** START OF Data entries **

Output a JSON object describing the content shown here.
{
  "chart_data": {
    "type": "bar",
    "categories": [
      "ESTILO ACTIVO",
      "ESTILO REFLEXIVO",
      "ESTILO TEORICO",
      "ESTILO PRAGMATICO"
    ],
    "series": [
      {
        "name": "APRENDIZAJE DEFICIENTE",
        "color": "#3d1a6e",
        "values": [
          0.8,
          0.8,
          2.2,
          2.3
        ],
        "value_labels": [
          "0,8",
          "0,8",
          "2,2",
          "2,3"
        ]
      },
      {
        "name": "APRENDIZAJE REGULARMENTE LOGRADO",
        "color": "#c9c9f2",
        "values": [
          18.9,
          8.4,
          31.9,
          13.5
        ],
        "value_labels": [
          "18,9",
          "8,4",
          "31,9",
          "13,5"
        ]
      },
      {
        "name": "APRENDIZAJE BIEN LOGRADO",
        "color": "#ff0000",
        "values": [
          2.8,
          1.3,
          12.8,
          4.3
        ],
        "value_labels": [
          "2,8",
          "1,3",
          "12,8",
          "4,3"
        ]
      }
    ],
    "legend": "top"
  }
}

** END OF Data entries **

▶ [Objective]:
What is the number of lines in the listing that contain the string "ESTILO"? Reply with that number alone.

▶ [The completed task]:
4